>> start INFORMATION GIVEN
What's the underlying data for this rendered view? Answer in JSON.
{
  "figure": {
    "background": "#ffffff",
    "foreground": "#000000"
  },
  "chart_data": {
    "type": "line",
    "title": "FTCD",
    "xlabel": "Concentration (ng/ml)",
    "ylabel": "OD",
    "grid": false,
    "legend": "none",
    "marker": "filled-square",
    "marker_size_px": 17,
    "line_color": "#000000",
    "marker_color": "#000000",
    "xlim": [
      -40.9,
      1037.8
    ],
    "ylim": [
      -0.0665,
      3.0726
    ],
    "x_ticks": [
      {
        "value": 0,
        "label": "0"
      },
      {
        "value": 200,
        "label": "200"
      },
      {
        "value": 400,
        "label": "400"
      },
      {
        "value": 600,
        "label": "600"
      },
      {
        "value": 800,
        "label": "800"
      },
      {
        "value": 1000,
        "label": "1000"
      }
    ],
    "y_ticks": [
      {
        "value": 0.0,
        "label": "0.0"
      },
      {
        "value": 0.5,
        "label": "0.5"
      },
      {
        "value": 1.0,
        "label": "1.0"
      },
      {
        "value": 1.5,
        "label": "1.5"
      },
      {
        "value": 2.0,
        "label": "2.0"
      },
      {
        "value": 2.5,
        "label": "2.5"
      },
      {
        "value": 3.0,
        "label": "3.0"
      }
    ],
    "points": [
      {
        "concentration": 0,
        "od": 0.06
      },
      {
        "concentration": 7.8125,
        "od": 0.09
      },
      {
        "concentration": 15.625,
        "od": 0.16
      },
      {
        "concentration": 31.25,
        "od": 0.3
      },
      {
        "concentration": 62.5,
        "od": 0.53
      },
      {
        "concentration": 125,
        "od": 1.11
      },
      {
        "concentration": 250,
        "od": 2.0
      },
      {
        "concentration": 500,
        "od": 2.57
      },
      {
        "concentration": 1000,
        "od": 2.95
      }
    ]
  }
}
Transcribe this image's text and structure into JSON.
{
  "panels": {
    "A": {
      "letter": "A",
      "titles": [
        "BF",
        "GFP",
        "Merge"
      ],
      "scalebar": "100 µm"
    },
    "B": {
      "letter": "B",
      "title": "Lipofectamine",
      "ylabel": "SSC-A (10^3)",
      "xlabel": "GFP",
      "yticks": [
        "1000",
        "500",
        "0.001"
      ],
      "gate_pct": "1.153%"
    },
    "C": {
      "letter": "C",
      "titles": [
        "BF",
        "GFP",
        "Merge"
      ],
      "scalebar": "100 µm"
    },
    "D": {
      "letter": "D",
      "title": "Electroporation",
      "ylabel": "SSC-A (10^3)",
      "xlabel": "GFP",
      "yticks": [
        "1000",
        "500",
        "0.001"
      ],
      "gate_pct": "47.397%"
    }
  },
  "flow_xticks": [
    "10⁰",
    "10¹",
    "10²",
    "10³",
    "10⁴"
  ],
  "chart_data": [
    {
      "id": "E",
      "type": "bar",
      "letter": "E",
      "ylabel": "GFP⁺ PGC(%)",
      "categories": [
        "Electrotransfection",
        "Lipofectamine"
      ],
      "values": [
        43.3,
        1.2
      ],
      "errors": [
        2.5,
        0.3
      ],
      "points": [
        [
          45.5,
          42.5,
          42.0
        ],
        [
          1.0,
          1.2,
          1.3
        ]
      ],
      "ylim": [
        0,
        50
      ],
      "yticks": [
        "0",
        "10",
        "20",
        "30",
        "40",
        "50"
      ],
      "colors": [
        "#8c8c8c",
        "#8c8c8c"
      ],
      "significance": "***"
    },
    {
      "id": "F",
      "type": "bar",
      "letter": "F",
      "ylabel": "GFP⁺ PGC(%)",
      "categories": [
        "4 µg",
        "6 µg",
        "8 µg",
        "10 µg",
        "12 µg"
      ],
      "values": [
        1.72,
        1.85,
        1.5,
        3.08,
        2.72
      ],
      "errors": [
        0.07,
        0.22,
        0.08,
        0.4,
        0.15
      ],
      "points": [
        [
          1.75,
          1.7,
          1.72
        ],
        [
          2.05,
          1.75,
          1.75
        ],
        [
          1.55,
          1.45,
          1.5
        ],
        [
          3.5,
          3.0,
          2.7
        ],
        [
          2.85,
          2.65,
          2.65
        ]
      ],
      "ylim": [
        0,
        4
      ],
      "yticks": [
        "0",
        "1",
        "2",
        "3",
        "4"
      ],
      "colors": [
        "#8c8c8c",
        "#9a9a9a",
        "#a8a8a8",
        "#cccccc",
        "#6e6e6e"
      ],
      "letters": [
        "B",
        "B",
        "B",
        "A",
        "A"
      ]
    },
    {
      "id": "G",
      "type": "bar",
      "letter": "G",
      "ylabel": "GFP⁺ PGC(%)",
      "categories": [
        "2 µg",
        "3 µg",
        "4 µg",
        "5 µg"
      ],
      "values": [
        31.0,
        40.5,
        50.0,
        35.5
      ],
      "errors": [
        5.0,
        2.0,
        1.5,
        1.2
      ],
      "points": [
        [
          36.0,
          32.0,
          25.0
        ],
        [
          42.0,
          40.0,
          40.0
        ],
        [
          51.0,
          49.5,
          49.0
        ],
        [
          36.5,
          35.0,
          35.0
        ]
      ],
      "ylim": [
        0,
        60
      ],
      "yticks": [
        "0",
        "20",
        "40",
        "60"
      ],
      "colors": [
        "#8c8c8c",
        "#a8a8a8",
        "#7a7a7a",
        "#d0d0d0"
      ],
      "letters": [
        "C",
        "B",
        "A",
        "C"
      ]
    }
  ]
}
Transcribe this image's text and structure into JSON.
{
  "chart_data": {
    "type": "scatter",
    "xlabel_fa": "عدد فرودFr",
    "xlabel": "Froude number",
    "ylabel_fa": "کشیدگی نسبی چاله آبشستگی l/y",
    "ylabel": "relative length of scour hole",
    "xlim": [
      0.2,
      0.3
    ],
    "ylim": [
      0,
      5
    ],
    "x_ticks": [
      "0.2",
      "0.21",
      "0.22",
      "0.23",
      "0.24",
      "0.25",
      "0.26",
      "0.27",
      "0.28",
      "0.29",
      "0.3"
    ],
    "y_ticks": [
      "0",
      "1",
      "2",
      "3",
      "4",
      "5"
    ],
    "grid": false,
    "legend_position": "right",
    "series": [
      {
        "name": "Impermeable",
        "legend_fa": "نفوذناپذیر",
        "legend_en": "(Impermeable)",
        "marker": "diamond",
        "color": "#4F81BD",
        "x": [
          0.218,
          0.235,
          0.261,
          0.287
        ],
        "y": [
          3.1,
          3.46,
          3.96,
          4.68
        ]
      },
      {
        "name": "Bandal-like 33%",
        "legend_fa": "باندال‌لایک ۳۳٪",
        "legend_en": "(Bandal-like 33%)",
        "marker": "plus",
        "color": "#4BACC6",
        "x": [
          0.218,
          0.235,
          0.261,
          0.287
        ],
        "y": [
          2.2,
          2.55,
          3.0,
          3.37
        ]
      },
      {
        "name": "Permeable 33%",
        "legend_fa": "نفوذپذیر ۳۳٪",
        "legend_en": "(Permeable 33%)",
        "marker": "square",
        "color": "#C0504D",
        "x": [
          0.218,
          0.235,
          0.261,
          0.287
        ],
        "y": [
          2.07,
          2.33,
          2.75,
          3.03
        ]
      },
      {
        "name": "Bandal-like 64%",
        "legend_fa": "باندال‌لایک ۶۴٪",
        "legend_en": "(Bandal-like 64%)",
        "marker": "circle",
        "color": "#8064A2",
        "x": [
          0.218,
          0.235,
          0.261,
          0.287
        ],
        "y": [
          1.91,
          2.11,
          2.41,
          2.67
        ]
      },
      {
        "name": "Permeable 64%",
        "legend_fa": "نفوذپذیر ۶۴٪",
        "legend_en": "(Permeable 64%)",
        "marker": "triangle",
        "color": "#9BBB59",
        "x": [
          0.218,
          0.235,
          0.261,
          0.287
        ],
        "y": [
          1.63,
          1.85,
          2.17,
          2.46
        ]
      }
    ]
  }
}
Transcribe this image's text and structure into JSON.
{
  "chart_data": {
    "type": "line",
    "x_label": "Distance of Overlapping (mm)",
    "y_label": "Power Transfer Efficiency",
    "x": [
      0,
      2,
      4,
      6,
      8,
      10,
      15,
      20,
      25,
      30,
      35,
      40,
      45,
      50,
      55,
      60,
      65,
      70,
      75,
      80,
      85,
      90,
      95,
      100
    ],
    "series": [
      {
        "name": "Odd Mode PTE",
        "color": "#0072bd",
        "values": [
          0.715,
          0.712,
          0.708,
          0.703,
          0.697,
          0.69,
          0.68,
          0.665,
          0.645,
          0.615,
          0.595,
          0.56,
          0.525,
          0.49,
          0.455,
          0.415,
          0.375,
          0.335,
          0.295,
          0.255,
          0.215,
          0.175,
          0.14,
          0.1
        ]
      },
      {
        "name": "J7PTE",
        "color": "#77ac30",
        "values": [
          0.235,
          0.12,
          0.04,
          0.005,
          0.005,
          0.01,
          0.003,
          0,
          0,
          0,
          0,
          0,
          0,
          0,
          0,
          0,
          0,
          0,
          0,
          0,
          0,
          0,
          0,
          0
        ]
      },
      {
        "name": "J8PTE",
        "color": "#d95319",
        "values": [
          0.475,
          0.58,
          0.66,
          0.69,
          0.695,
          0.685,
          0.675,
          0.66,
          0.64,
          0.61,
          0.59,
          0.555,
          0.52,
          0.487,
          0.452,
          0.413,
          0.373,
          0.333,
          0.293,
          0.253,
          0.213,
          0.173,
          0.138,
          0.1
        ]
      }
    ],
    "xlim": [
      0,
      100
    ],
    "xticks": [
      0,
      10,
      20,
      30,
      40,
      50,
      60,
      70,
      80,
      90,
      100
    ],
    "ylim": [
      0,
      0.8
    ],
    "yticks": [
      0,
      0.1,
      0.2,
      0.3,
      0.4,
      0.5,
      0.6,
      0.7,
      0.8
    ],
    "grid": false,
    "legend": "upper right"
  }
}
>> end INFORMATION GIVEN
_PROBLEM STATEMENT:_
Copy all lines from the material that include "Lipofectamine".

_RESULT BELOW:_
      "title": "Lipofectamine",
        "Lipofectamine"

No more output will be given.